## THE INPUT
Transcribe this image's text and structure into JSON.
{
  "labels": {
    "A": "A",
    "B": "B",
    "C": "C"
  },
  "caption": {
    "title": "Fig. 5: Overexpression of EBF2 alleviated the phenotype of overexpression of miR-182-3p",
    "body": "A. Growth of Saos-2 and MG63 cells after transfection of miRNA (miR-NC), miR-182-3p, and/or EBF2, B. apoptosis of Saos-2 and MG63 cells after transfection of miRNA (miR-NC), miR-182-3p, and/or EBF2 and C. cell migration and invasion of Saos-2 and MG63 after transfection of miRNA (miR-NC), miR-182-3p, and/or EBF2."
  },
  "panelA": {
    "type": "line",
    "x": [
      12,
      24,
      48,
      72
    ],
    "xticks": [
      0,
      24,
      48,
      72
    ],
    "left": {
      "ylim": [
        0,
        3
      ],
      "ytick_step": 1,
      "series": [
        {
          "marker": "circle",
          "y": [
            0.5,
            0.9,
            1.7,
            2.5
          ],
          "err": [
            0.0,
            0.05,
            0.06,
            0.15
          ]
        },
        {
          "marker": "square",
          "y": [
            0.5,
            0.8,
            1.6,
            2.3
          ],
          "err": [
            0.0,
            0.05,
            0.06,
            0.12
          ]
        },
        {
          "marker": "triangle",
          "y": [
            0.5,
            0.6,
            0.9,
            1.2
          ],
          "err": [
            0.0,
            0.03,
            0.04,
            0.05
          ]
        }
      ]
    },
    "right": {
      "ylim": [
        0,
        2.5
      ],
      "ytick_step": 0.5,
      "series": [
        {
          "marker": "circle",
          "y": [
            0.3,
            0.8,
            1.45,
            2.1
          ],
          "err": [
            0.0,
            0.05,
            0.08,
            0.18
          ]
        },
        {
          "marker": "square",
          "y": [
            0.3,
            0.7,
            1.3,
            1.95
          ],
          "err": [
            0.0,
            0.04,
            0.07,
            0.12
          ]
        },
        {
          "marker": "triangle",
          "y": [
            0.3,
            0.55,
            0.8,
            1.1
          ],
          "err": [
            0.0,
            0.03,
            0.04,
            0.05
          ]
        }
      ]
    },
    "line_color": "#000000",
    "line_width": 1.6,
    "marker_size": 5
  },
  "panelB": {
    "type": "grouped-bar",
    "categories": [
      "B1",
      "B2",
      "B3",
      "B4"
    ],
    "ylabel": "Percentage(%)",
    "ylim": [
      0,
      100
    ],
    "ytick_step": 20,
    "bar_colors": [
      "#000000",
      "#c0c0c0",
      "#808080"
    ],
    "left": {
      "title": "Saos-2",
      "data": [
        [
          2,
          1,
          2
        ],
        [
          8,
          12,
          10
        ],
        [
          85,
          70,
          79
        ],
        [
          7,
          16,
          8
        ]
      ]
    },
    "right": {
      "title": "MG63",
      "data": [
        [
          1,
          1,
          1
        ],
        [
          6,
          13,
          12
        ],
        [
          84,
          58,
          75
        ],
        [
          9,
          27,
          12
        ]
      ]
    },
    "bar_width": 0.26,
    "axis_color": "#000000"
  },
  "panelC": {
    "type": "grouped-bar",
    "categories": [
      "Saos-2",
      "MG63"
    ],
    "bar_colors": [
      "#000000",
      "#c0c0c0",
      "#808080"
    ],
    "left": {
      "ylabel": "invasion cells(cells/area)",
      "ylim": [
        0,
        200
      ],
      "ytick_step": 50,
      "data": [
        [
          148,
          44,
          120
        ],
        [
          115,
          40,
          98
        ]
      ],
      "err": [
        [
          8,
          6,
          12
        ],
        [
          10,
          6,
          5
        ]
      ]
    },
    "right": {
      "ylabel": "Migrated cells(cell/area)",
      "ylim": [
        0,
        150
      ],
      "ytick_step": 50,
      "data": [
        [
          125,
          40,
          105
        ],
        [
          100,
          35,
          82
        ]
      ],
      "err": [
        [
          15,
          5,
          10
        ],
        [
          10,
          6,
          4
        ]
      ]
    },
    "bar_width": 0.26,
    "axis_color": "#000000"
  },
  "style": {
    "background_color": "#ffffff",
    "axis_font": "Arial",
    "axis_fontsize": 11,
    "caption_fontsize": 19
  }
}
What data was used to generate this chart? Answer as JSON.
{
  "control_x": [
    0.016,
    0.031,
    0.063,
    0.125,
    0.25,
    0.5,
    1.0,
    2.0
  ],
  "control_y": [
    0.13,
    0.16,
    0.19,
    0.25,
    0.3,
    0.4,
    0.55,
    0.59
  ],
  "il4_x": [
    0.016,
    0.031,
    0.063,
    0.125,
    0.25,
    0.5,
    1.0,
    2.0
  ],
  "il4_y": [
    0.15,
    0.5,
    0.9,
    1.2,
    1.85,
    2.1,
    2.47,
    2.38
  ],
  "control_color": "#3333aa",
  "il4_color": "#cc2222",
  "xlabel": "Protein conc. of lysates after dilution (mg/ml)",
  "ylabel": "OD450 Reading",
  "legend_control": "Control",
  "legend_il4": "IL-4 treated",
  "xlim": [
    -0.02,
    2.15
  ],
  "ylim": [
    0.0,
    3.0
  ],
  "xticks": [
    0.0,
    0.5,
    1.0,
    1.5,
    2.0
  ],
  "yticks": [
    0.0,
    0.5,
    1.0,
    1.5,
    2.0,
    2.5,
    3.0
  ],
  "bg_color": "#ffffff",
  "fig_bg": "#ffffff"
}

## EXERCISE PROMPT
Each line of the listing is to be repeated exactly.

## EXERCISE ANSWER
Transcribe this image's text and structure into JSON.
{
  "labels": {
    "A": "A",
    "B": "B",
    "C": "C"
  },
  "caption": {
    "title": "Fig. 5: Overexpression of EBF2 alleviated the phenotype of overexpression of miR-182-3p",
    "body": "A. Growth of Saos-2 and MG63 cells after transfection of miRNA (miR-NC), miR-182-3p, and/or EBF2, B. apoptosis of Saos-2 and MG63 cells after transfection of miRNA (miR-NC), miR-182-3p, and/or EBF2 and C. cell migration and invasion of Saos-2 and MG63 after transfection of miRNA (miR-NC), miR-182-3p, and/or EBF2."
  },
  "panelA": {
    "type": "line",
    "x": [
      12,
      24,
      48,
      72
    ],
    "xticks": [
      0,
      24,
      48,
      72
    ],
    "left": {
      "ylim": [
        0,
        3
      ],
      "ytick_step": 1,
      "series": [
        {
          "marker": "circle",
          "y": [
            0.5,
            0.9,
            1.7,
            2.5
          ],
          "err": [
            0.0,
            0.05,
            0.06,
            0.15
          ]
        },
        {
          "marker": "square",
          "y": [
            0.5,
            0.8,
            1.6,
            2.3
          ],
          "err": [
            0.0,
            0.05,
            0.06,
            0.12
          ]
        },
        {
          "marker": "triangle",
          "y": [
            0.5,
            0.6,
            0.9,
            1.2
          ],
          "err": [
            0.0,
            0.03,
            0.04,
            0.05
          ]
        }
      ]
    },
    "right": {
      "ylim": [
        0,
        2.5
      ],
      "ytick_step": 0.5,
      "series": [
        {
          "marker": "circle",
          "y": [
            0.3,
            0.8,
            1.45,
            2.1
          ],
          "err": [
            0.0,
            0.05,
            0.08,
            0.18
          ]
        },
        {
          "marker": "square",
          "y": [
            0.3,
            0.7,
            1.3,
            1.95
          ],
          "err": [
            0.0,
            0.04,
            0.07,
            0.12
          ]
        },
        {
          "marker": "triangle",
          "y": [
            0.3,
            0.55,
            0.8,
            1.1
          ],
          "err": [
            0.0,
            0.03,
            0.04,
            0.05
          ]
        }
      ]
    },
    "line_color": "#000000",
    "line_width": 1.6,
    "marker_size": 5
  },
  "panelB": {
    "type": "grouped-bar",
    "categories": [
      "B1",
      "B2",
      "B3",
      "B4"
    ],
    "ylabel": "Percentage(%)",
    "ylim": [
      0,
      100
    ],
    "ytick_step": 20,
    "bar_colors": [
      "#000000",
      "#c0c0c0",
      "#808080"
    ],
    "left": {
      "title": "Saos-2",
      "data": [
        [
          2,
          1,
          2
        ],
        [
          8,
          12,
          10
        ],
        [
          85,
          70,
          79
        ],
        [
          7,
          16,
          8
        ]
      ]
    },
    "right": {
      "title": "MG63",
      "data": [
        [
          1,
          1,
          1
        ],
        [
          6,
          13,
          12
        ],
        [
          84,
          58,
          75
        ],
        [
          9,
          27,
          12
        ]
      ]
    },
    "bar_width": 0.26,
    "axis_color": "#000000"
  },
  "panelC": {
    "type": "grouped-bar",
    "categories": [
      "Saos-2",
      "MG63"
    ],
    "bar_colors": [
      "#000000",
      "#c0c0c0",
      "#808080"
    ],
    "left": {
      "ylabel": "invasion cells(cells/area)",
      "ylim": [
        0,
        200
      ],
      "ytick_step": 50,
      "data": [
        [
          148,
          44,
          120
        ],
        [
          115,
          40,
          98
        ]
      ],
      "err": [
        [
          8,
          6,
          12
        ],
        [
          10,
          6,
          5
        ]
      ]
    },
    "right": {
      "ylabel": "Migrated cells(cell/area)",
      "ylim": [
        0,
        150
      ],
      "ytick_step": 50,
      "data": [
        [
          125,
          40,
          105
        ],
        [
          100,
          35,
          82
        ]
      ],
      "err": [
        [
          15,
          5,
          10
        ],
        [
          10,
          6,
          4
        ]
      ]
    },
    "bar_width": 0.26,
    "axis_color": "#000000"
  },
  "style": {
    "background_color": "#ffffff",
    "axis_font": "Arial",
    "axis_fontsize": 11,
    "caption_fontsize": 19
  }
}
What data was used to generate this chart? Answer as JSON.
{
  "control_x": [
    0.016,
    0.031,
    0.063,
    0.125,
    0.25,
    0.5,
    1.0,
    2.0
  ],
  "control_y": [
    0.13,
    0.16,
    0.19,
    0.25,
    0.3,
    0.4,
    0.55,
    0.59
  ],
  "il4_x": [
    0.016,
    0.031,
    0.063,
    0.125,
    0.25,
    0.5,
    1.0,
    2.0
  ],
  "il4_y": [
    0.15,
    0.5,
    0.9,
    1.2,
    1.85,
    2.1,
    2.47,
    2.38
  ],
  "control_color": "#3333aa",
  "il4_color": "#cc2222",
  "xlabel": "Protein conc. of lysates after dilution (mg/ml)",
  "ylabel": "OD450 Reading",
  "legend_control": "Control",
  "legend_il4": "IL-4 treated",
  "xlim": [
    -0.02,
    2.15
  ],
  "ylim": [
    0.0,
    3.0
  ],
  "xticks": [
    0.0,
    0.5,
    1.0,
    1.5,
    2.0
  ],
  "yticks": [
    0.0,
    0.5,
    1.0,
    1.5,
    2.0,
    2.5,
    3.0
  ],
  "bg_color": "#ffffff",
  "fig_bg": "#ffffff"
}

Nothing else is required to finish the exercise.